Retype the material below. Keep every word exactly as it is.

::::

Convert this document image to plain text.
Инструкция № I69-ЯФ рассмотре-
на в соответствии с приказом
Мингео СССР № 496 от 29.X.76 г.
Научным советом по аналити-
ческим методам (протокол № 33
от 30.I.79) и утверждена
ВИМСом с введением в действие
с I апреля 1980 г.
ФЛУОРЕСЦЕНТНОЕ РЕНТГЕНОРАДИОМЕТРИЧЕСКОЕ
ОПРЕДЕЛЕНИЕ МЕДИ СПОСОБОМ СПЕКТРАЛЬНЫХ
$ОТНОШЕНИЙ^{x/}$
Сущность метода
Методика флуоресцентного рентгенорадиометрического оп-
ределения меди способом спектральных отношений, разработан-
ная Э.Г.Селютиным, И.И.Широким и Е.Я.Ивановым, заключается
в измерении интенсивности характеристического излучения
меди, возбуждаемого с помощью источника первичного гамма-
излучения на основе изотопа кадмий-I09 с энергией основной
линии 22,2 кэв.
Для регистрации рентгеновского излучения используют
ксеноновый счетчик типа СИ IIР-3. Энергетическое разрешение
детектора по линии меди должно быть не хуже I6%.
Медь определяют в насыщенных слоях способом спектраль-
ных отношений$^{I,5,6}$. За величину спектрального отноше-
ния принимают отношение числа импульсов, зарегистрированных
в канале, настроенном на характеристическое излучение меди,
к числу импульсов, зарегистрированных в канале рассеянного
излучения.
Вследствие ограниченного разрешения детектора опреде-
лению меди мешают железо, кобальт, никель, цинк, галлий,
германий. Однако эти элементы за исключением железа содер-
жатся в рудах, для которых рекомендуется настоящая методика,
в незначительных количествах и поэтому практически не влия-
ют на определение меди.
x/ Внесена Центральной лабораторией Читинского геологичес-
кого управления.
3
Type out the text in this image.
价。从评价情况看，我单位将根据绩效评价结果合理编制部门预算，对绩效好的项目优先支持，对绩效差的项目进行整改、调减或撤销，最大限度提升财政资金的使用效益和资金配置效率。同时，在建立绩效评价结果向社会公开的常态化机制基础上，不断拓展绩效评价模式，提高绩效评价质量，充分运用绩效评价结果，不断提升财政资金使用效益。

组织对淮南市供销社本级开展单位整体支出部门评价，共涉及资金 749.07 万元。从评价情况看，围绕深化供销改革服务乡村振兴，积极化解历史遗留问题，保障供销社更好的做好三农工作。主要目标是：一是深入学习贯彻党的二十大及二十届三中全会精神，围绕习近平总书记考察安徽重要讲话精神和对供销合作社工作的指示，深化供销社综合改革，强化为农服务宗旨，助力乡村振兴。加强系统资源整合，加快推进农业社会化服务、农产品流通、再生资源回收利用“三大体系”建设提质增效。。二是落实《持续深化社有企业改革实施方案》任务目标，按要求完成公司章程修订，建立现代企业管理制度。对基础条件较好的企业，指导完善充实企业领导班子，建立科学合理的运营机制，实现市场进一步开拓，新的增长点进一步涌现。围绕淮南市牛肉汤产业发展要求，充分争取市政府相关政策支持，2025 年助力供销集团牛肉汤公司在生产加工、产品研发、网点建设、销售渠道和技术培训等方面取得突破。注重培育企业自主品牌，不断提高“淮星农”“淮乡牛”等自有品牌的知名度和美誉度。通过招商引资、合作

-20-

::::

ANSWER IN FULL:
Convert this document image to plain text.
Инструкция № I69-ЯФ рассмотре-
на в соответствии с приказом
Мингео СССР № 496 от 29.X.76 г.
Научным советом по аналити-
ческим методам (протокол № 33
от 30.I.79) и утверждена
ВИМСом с введением в действие
с I апреля 1980 г.
ФЛУОРЕСЦЕНТНОЕ РЕНТГЕНОРАДИОМЕТРИЧЕСКОЕ
ОПРЕДЕЛЕНИЕ МЕДИ СПОСОБОМ СПЕКТРАЛЬНЫХ
$ОТНОШЕНИЙ^{x/}$
Сущность метода
Методика флуоресцентного рентгенорадиометрического оп-
ределения меди способом спектральных отношений, разработан-
ная Э.Г.Селютиным, И.И.Широким и Е.Я.Ивановым, заключается
в измерении интенсивности характеристического излучения
меди, возбуждаемого с помощью источника первичного гамма-
излучения на основе изотопа кадмий-I09 с энергией основной
линии 22,2 кэв.
Для регистрации рентгеновского излучения используют
ксеноновый счетчик типа СИ IIР-3. Энергетическое разрешение
детектора по линии меди должно быть не хуже I6%.
Медь определяют в насыщенных слоях способом спектраль-
ных отношений$^{I,5,6}$. За величину спектрального отноше-
ния принимают отношение числа импульсов, зарегистрированных
в канале, настроенном на характеристическое излучение меди,
к числу импульсов, зарегистрированных в канале рассеянного
излучения.
Вследствие ограниченного разрешения детектора опреде-
лению меди мешают железо, кобальт, никель, цинк, галлий,
германий. Однако эти элементы за исключением железа содер-
жатся в рудах, для которых рекомендуется настоящая методика,
в незначительных количествах и поэтому практически не влия-
ют на определение меди.
x/ Внесена Центральной лабораторией Читинского геологичес-
кого управления.
3
Type out the text in this image.
价。从评价情况看，我单位将根据绩效评价结果合理编制部门预算，对绩效好的项目优先支持，对绩效差的项目进行整改、调减或撤销，最大限度提升财政资金的使用效益和资金配置效率。同时，在建立绩效评价结果向社会公开的常态化机制基础上，不断拓展绩效评价模式，提高绩效评价质量，充分运用绩效评价结果，不断提升财政资金使用效益。

组织对淮南市供销社本级开展单位整体支出部门评价，共涉及资金 749.07 万元。从评价情况看，围绕深化供销改革服务乡村振兴，积极化解历史遗留问题，保障供销社更好的做好三农工作。主要目标是：一是深入学习贯彻党的二十大及二十届三中全会精神，围绕习近平总书记考察安徽重要讲话精神和对供销合作社工作的指示，深化供销社综合改革，强化为农服务宗旨，助力乡村振兴。加强系统资源整合，加快推进农业社会化服务、农产品流通、再生资源回收利用“三大体系”建设提质增效。。二是落实《持续深化社有企业改革实施方案》任务目标，按要求完成公司章程修订，建立现代企业管理制度。对基础条件较好的企业，指导完善充实企业领导班子，建立科学合理的运营机制，实现市场进一步开拓，新的增长点进一步涌现。围绕淮南市牛肉汤产业发展要求，充分争取市政府相关政策支持，2025 年助力供销集团牛肉汤公司在生产加工、产品研发、网点建设、销售渠道和技术培训等方面取得突破。注重培育企业自主品牌，不断提高“淮星农”“淮乡牛”等自有品牌的知名度和美誉度。通过招商引资、合作

-20-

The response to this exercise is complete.